***** DATA EXTRACT

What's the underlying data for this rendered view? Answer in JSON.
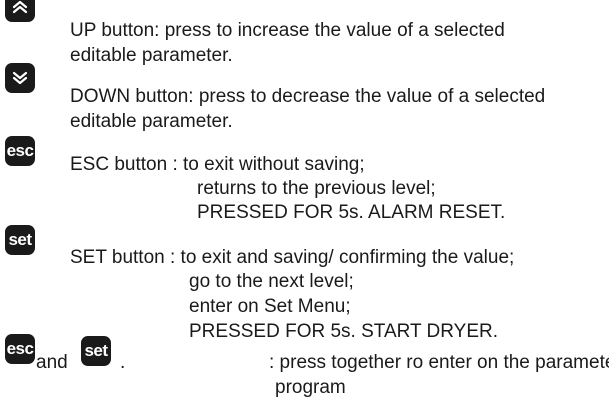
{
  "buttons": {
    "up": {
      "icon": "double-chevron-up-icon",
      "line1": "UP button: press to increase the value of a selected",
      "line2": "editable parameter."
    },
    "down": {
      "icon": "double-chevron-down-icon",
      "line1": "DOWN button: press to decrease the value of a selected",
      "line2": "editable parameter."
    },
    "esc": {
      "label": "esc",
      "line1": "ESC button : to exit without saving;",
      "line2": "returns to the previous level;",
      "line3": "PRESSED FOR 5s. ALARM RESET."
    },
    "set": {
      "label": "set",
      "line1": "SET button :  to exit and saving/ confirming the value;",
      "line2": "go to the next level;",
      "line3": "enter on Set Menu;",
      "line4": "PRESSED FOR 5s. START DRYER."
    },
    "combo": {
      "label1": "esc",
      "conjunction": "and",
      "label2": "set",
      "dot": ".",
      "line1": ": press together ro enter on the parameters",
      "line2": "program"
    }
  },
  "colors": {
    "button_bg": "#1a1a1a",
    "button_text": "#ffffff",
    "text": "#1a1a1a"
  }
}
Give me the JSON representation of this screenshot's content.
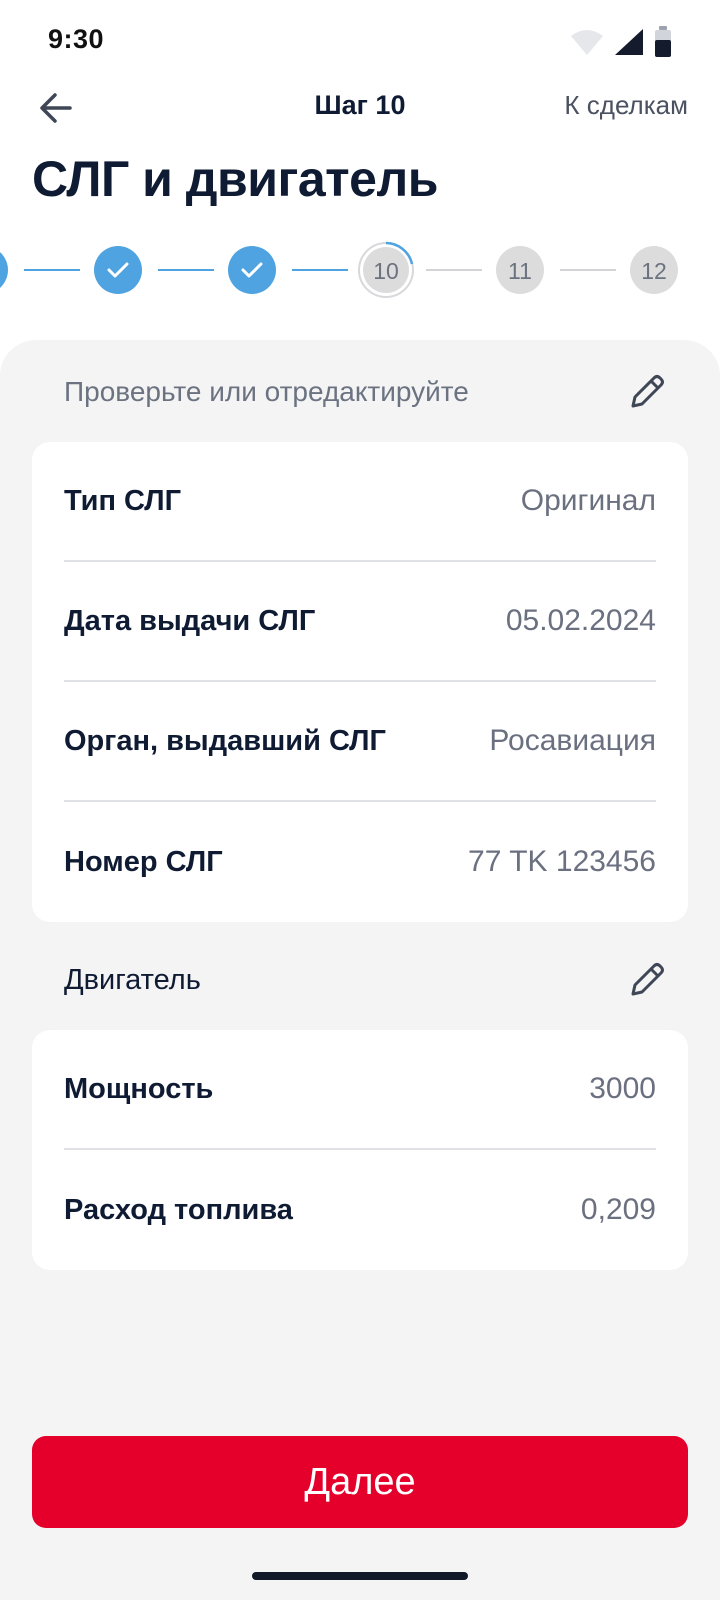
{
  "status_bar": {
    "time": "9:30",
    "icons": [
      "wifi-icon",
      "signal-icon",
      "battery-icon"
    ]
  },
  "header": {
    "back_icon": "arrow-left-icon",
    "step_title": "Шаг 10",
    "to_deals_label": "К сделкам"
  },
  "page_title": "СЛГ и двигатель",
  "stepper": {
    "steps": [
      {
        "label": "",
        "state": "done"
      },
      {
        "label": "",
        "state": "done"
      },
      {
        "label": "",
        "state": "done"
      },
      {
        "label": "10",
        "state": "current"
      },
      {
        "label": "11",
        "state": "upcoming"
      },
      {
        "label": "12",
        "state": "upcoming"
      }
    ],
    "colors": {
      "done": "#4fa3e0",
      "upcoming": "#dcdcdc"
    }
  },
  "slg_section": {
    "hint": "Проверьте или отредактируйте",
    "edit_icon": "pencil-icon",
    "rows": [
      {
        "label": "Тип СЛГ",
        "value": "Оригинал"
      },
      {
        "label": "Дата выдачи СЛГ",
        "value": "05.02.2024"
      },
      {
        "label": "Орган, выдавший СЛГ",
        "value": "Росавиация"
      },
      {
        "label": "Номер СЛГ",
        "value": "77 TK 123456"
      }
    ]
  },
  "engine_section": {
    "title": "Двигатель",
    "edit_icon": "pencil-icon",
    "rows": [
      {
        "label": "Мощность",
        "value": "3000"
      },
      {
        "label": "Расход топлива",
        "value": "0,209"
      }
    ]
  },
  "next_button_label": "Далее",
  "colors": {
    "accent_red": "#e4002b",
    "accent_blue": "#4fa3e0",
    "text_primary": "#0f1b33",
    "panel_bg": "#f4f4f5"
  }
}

**********
***** DATA EXTRACT

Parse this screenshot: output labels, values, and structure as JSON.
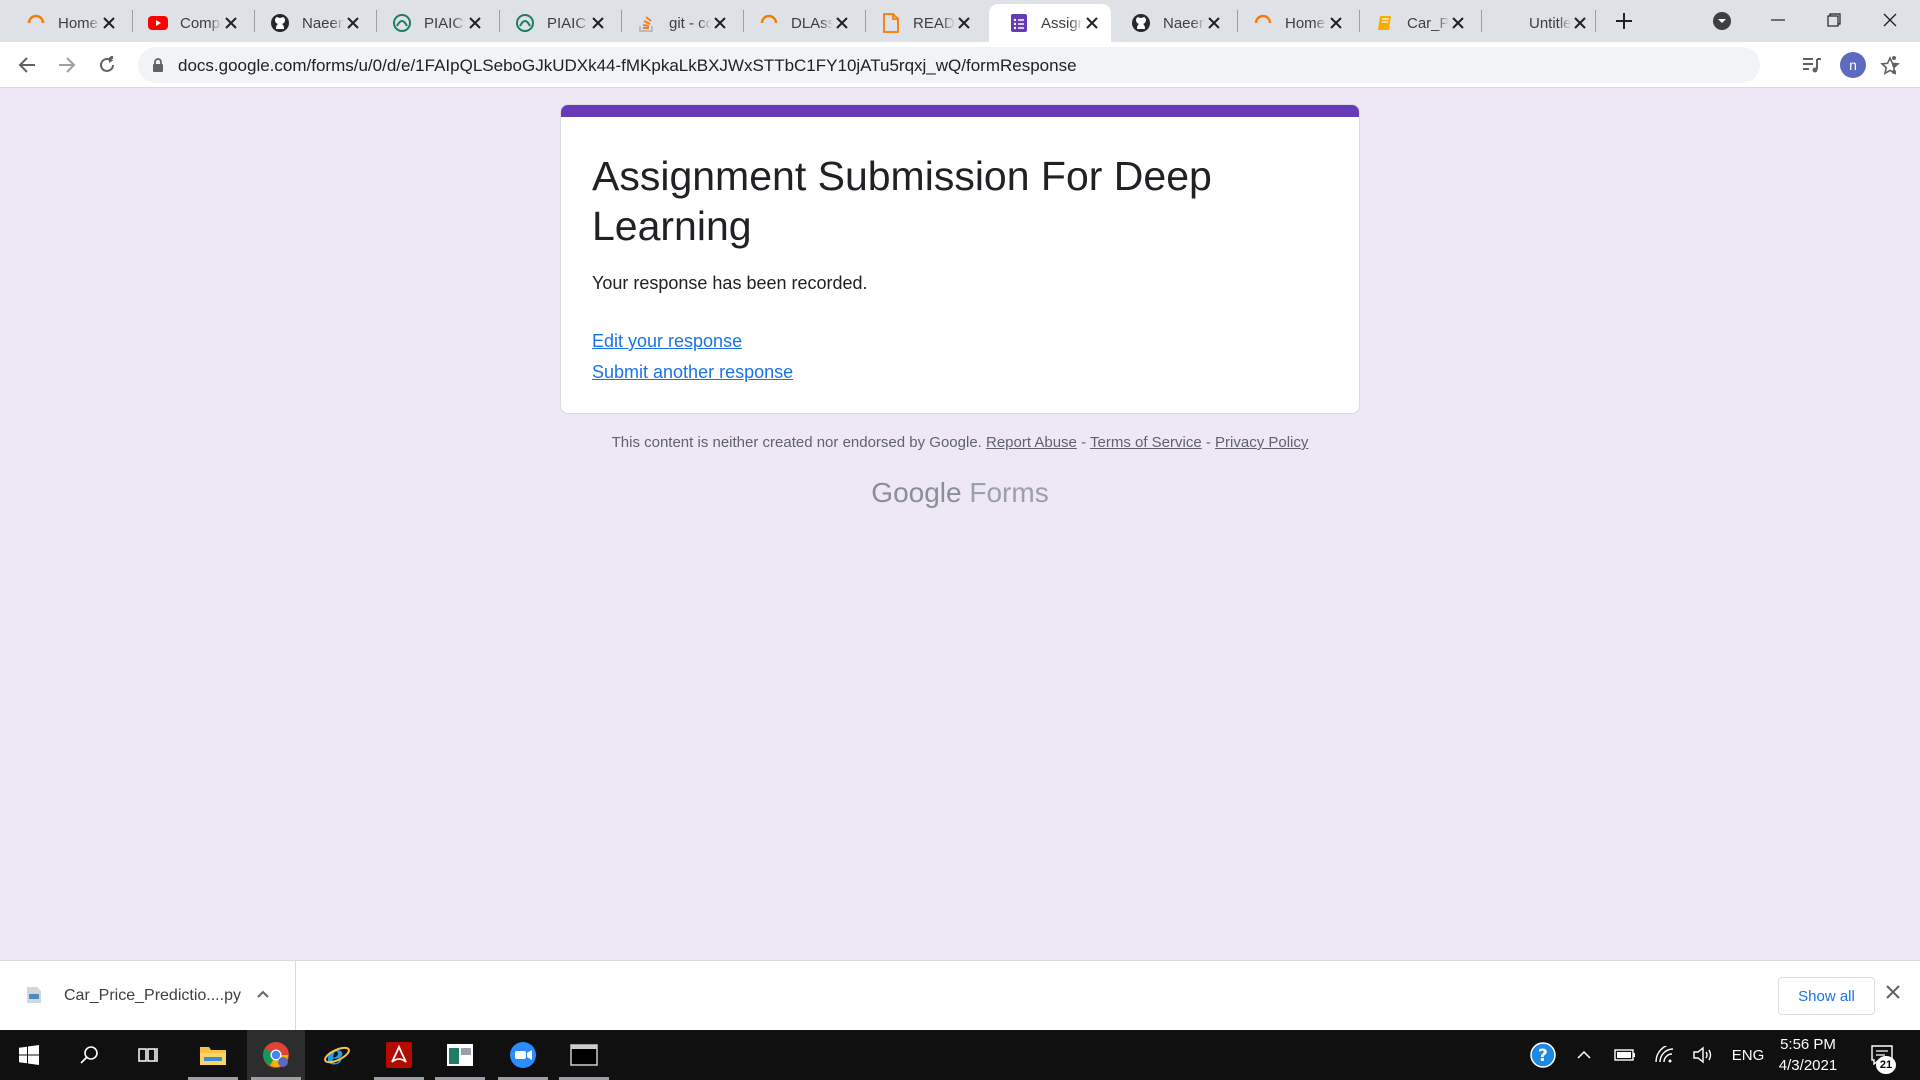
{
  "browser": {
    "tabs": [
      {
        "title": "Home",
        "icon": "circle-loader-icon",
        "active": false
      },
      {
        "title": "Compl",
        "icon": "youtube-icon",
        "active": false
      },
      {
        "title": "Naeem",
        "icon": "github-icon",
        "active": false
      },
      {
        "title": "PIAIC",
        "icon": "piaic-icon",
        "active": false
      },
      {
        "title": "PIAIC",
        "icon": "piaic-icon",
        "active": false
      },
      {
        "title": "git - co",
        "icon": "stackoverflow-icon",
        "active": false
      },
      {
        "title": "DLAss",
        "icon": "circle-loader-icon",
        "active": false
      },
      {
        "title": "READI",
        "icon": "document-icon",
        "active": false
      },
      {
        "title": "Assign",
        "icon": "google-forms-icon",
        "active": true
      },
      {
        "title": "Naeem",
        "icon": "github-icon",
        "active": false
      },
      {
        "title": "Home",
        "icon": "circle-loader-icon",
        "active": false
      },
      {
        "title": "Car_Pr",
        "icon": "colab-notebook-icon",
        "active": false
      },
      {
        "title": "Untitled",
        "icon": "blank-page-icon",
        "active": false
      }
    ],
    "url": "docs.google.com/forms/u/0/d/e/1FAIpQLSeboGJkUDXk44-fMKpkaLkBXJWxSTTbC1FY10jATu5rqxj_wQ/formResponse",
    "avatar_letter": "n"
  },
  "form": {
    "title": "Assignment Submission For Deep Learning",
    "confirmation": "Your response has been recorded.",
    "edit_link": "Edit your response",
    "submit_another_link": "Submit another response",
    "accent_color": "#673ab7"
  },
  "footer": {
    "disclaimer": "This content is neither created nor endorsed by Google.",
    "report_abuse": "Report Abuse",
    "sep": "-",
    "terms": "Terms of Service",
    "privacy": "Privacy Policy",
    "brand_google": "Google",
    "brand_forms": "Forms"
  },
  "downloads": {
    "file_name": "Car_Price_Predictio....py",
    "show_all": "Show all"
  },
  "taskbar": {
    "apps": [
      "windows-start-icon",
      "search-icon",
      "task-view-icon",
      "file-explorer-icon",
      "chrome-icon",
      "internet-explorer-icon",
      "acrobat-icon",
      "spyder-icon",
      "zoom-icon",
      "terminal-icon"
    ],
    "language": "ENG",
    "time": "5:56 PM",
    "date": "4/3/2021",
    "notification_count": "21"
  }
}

**********

PROBLEM DETAILS:
Copy out every line from the records that has the word "explorer".

SOLUTION FOR THIS PROBLEM:
      "file-explorer-icon",
      "internet-explorer-icon",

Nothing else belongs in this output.